Leave out the pictures and repeat the rest of the material exactly.
** start of DATA FOR PROCESSING **
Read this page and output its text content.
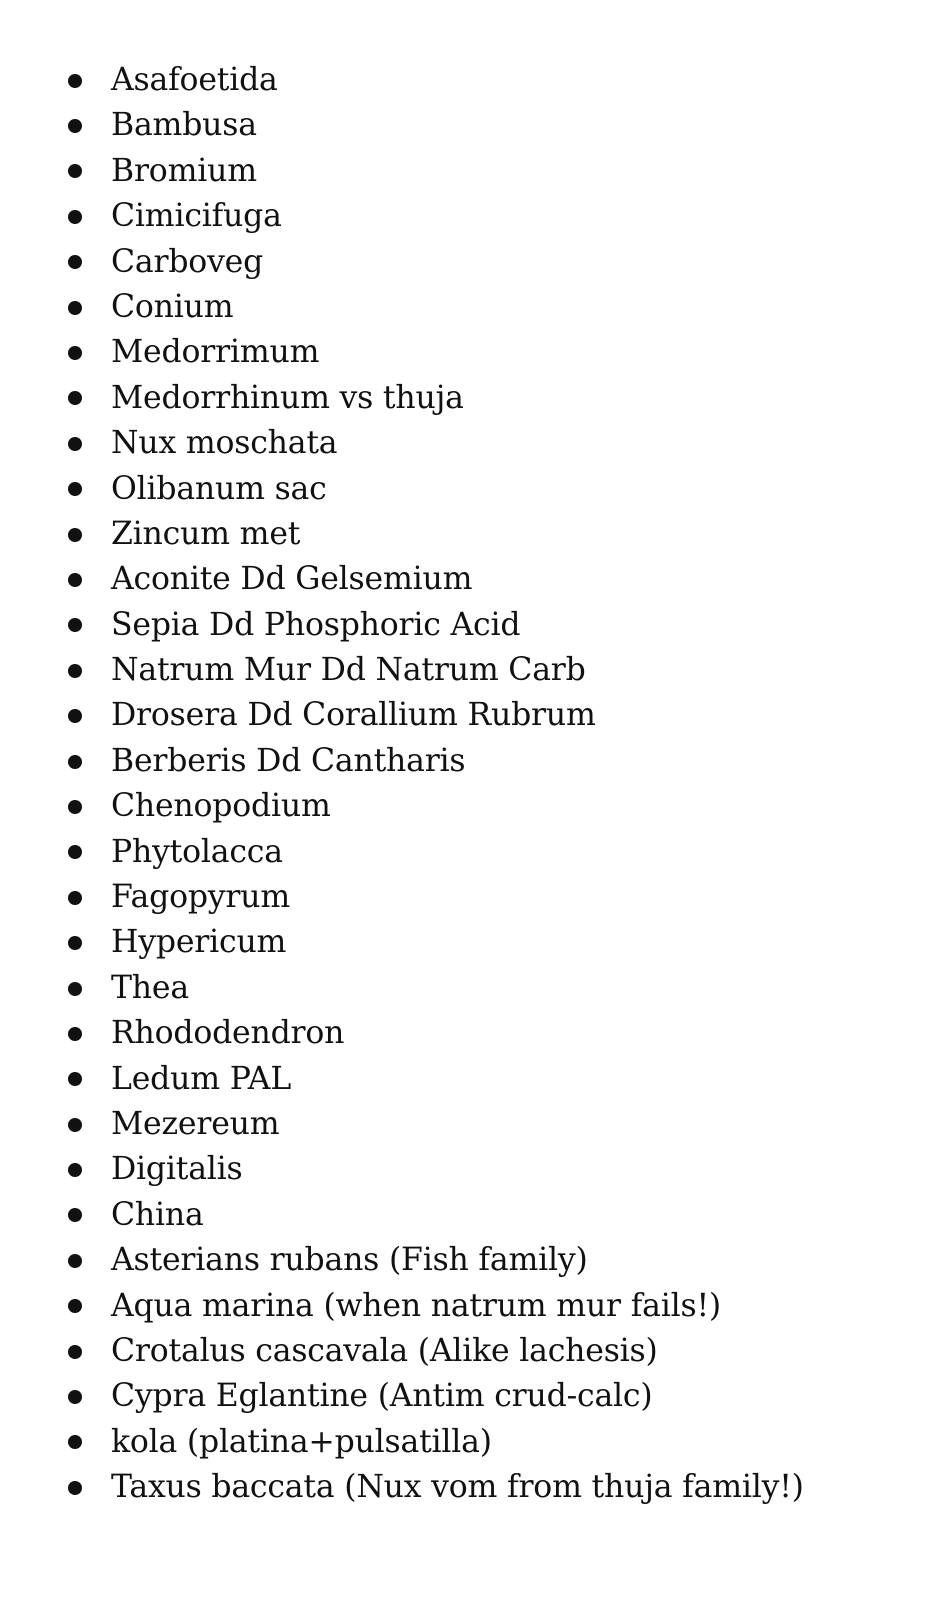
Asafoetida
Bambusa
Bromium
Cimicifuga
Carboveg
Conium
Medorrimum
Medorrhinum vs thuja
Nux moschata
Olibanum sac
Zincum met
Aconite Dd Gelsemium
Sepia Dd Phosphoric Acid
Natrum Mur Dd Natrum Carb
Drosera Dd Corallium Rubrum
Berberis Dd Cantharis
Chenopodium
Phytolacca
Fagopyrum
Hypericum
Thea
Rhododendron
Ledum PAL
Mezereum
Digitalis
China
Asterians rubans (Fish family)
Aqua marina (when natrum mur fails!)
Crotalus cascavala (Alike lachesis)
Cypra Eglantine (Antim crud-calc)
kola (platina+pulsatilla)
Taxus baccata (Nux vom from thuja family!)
** end of DATA FOR PROCESSING **
**EXERCISE RESULT:**
Read this page and output its text content.
Asafoetida
Bambusa
Bromium
Cimicifuga
Carboveg
Conium
Medorrimum
Medorrhinum vs thuja
Nux moschata
Olibanum sac
Zincum met
Aconite Dd Gelsemium
Sepia Dd Phosphoric Acid
Natrum Mur Dd Natrum Carb
Drosera Dd Corallium Rubrum
Berberis Dd Cantharis
Chenopodium
Phytolacca
Fagopyrum
Hypericum
Thea
Rhododendron
Ledum PAL
Mezereum
Digitalis
China
Asterians rubans (Fish family)
Aqua marina (when natrum mur fails!)
Crotalus cascavala (Alike lachesis)
Cypra Eglantine (Antim crud-calc)
kola (platina+pulsatilla)
Taxus baccata (Nux vom from thuja family!)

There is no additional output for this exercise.